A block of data
________________________

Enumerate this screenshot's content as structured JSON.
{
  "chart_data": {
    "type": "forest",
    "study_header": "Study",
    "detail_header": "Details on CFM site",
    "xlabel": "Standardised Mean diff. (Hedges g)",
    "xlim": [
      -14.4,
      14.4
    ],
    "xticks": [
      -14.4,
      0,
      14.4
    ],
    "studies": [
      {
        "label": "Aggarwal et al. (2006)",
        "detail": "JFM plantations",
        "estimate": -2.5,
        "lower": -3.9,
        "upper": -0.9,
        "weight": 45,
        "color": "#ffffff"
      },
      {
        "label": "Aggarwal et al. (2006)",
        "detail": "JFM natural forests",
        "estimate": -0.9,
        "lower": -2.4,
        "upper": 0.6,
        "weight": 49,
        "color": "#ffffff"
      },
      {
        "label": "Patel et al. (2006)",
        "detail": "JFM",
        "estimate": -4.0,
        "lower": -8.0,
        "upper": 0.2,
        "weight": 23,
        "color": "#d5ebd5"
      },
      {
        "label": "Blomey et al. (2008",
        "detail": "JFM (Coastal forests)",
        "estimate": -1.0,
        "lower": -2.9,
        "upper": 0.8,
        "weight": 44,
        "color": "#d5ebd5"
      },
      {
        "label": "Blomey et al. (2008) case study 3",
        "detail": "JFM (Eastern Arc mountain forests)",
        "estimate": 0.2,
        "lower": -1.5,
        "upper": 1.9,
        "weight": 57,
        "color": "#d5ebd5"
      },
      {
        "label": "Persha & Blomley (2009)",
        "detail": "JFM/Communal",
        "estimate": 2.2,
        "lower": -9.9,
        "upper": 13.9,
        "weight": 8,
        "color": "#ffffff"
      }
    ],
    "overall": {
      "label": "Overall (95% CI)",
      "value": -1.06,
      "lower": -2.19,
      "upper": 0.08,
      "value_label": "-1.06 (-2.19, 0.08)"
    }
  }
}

________________________

### Job
Select and copy every line of the material that holds the string "estimate".

### Exercise response
        "estimate": -2.5,
        "estimate": -0.9,
        "estimate": -4.0,
        "estimate": -1.0,
        "estimate": 0.2,
        "estimate": 2.2,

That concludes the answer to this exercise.